[Extracted records]
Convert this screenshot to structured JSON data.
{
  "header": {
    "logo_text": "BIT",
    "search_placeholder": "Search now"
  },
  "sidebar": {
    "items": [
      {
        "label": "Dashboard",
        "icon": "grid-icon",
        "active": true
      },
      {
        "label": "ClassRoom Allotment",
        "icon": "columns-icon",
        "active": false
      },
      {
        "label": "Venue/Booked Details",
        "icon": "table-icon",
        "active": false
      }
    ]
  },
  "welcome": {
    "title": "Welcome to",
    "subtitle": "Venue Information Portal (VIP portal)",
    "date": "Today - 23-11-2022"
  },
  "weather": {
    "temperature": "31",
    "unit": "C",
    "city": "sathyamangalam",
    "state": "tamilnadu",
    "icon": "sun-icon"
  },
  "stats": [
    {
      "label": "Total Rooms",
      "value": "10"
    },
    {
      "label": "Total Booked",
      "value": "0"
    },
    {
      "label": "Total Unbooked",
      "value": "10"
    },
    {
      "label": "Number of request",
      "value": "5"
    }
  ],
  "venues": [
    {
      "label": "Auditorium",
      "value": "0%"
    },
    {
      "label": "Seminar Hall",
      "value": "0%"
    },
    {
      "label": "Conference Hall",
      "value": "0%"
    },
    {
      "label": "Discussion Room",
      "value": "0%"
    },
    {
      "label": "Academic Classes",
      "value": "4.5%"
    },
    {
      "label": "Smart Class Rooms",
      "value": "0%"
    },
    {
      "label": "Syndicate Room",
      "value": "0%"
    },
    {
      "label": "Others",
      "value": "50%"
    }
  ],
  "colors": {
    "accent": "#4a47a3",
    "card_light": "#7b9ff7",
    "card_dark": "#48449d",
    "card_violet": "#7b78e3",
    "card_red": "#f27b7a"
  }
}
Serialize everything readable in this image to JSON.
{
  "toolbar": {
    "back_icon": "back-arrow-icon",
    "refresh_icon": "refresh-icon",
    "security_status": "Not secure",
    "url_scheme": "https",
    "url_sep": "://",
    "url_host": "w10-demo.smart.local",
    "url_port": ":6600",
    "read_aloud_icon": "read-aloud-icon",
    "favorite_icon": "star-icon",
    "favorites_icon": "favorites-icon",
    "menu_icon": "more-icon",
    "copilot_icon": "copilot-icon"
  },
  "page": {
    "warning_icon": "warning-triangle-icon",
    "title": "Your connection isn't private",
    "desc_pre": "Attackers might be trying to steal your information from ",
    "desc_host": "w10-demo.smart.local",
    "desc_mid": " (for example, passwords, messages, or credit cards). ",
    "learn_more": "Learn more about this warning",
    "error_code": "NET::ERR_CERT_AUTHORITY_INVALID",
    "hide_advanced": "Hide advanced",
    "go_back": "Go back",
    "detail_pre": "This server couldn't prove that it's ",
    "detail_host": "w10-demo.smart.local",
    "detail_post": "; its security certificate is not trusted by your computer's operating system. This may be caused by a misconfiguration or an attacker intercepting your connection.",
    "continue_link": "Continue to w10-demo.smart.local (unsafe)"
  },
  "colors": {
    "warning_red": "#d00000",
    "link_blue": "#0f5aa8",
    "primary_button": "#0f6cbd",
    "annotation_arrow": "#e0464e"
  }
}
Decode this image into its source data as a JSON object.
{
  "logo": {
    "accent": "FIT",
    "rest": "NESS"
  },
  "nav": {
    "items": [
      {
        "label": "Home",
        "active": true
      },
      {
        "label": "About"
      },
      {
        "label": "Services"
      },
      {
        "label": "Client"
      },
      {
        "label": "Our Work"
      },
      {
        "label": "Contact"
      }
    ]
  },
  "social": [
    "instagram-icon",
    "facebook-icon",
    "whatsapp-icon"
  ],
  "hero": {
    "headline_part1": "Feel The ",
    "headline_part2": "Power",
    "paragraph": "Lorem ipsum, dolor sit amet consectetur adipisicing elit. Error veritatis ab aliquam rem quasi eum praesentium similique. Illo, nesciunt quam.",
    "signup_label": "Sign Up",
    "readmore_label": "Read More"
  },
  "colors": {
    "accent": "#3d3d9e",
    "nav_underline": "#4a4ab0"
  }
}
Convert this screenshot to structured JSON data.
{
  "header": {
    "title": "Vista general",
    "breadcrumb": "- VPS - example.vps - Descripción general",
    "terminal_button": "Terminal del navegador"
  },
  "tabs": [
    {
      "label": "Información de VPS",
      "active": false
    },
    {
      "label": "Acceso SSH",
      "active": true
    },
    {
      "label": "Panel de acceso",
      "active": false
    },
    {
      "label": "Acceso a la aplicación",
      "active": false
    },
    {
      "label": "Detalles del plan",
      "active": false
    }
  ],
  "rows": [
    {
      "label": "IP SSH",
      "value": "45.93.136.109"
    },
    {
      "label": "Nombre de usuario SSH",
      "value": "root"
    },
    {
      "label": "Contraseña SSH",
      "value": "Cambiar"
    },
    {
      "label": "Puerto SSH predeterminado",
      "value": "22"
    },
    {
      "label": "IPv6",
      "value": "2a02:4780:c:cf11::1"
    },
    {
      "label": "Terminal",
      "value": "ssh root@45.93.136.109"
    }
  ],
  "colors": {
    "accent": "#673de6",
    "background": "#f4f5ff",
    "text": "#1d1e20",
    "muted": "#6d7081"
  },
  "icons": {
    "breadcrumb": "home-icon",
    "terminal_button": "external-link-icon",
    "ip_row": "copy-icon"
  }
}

_OBJECTIVE_
Take the records above and return them exactly as written.

_TASK RESULT_
Convert this screenshot to structured JSON data.
{
  "header": {
    "logo_text": "BIT",
    "search_placeholder": "Search now"
  },
  "sidebar": {
    "items": [
      {
        "label": "Dashboard",
        "icon": "grid-icon",
        "active": true
      },
      {
        "label": "ClassRoom Allotment",
        "icon": "columns-icon",
        "active": false
      },
      {
        "label": "Venue/Booked Details",
        "icon": "table-icon",
        "active": false
      }
    ]
  },
  "welcome": {
    "title": "Welcome to",
    "subtitle": "Venue Information Portal (VIP portal)",
    "date": "Today - 23-11-2022"
  },
  "weather": {
    "temperature": "31",
    "unit": "C",
    "city": "sathyamangalam",
    "state": "tamilnadu",
    "icon": "sun-icon"
  },
  "stats": [
    {
      "label": "Total Rooms",
      "value": "10"
    },
    {
      "label": "Total Booked",
      "value": "0"
    },
    {
      "label": "Total Unbooked",
      "value": "10"
    },
    {
      "label": "Number of request",
      "value": "5"
    }
  ],
  "venues": [
    {
      "label": "Auditorium",
      "value": "0%"
    },
    {
      "label": "Seminar Hall",
      "value": "0%"
    },
    {
      "label": "Conference Hall",
      "value": "0%"
    },
    {
      "label": "Discussion Room",
      "value": "0%"
    },
    {
      "label": "Academic Classes",
      "value": "4.5%"
    },
    {
      "label": "Smart Class Rooms",
      "value": "0%"
    },
    {
      "label": "Syndicate Room",
      "value": "0%"
    },
    {
      "label": "Others",
      "value": "50%"
    }
  ],
  "colors": {
    "accent": "#4a47a3",
    "card_light": "#7b9ff7",
    "card_dark": "#48449d",
    "card_violet": "#7b78e3",
    "card_red": "#f27b7a"
  }
}
Serialize everything readable in this image to JSON.
{
  "toolbar": {
    "back_icon": "back-arrow-icon",
    "refresh_icon": "refresh-icon",
    "security_status": "Not secure",
    "url_scheme": "https",
    "url_sep": "://",
    "url_host": "w10-demo.smart.local",
    "url_port": ":6600",
    "read_aloud_icon": "read-aloud-icon",
    "favorite_icon": "star-icon",
    "favorites_icon": "favorites-icon",
    "menu_icon": "more-icon",
    "copilot_icon": "copilot-icon"
  },
  "page": {
    "warning_icon": "warning-triangle-icon",
    "title": "Your connection isn't private",
    "desc_pre": "Attackers might be trying to steal your information from ",
    "desc_host": "w10-demo.smart.local",
    "desc_mid": " (for example, passwords, messages, or credit cards). ",
    "learn_more": "Learn more about this warning",
    "error_code": "NET::ERR_CERT_AUTHORITY_INVALID",
    "hide_advanced": "Hide advanced",
    "go_back": "Go back",
    "detail_pre": "This server couldn't prove that it's ",
    "detail_host": "w10-demo.smart.local",
    "detail_post": "; its security certificate is not trusted by your computer's operating system. This may be caused by a misconfiguration or an attacker intercepting your connection.",
    "continue_link": "Continue to w10-demo.smart.local (unsafe)"
  },
  "colors": {
    "warning_red": "#d00000",
    "link_blue": "#0f5aa8",
    "primary_button": "#0f6cbd",
    "annotation_arrow": "#e0464e"
  }
}
Decode this image into its source data as a JSON object.
{
  "logo": {
    "accent": "FIT",
    "rest": "NESS"
  },
  "nav": {
    "items": [
      {
        "label": "Home",
        "active": true
      },
      {
        "label": "About"
      },
      {
        "label": "Services"
      },
      {
        "label": "Client"
      },
      {
        "label": "Our Work"
      },
      {
        "label": "Contact"
      }
    ]
  },
  "social": [
    "instagram-icon",
    "facebook-icon",
    "whatsapp-icon"
  ],
  "hero": {
    "headline_part1": "Feel The ",
    "headline_part2": "Power",
    "paragraph": "Lorem ipsum, dolor sit amet consectetur adipisicing elit. Error veritatis ab aliquam rem quasi eum praesentium similique. Illo, nesciunt quam.",
    "signup_label": "Sign Up",
    "readmore_label": "Read More"
  },
  "colors": {
    "accent": "#3d3d9e",
    "nav_underline": "#4a4ab0"
  }
}
Convert this screenshot to structured JSON data.
{
  "header": {
    "title": "Vista general",
    "breadcrumb": "- VPS - example.vps - Descripción general",
    "terminal_button": "Terminal del navegador"
  },
  "tabs": [
    {
      "label": "Información de VPS",
      "active": false
    },
    {
      "label": "Acceso SSH",
      "active": true
    },
    {
      "label": "Panel de acceso",
      "active": false
    },
    {
      "label": "Acceso a la aplicación",
      "active": false
    },
    {
      "label": "Detalles del plan",
      "active": false
    }
  ],
  "rows": [
    {
      "label": "IP SSH",
      "value": "45.93.136.109"
    },
    {
      "label": "Nombre de usuario SSH",
      "value": "root"
    },
    {
      "label": "Contraseña SSH",
      "value": "Cambiar"
    },
    {
      "label": "Puerto SSH predeterminado",
      "value": "22"
    },
    {
      "label": "IPv6",
      "value": "2a02:4780:c:cf11::1"
    },
    {
      "label": "Terminal",
      "value": "ssh root@45.93.136.109"
    }
  ],
  "colors": {
    "accent": "#673de6",
    "background": "#f4f5ff",
    "text": "#1d1e20",
    "muted": "#6d7081"
  },
  "icons": {
    "breadcrumb": "home-icon",
    "terminal_button": "external-link-icon",
    "ip_row": "copy-icon"
  }
}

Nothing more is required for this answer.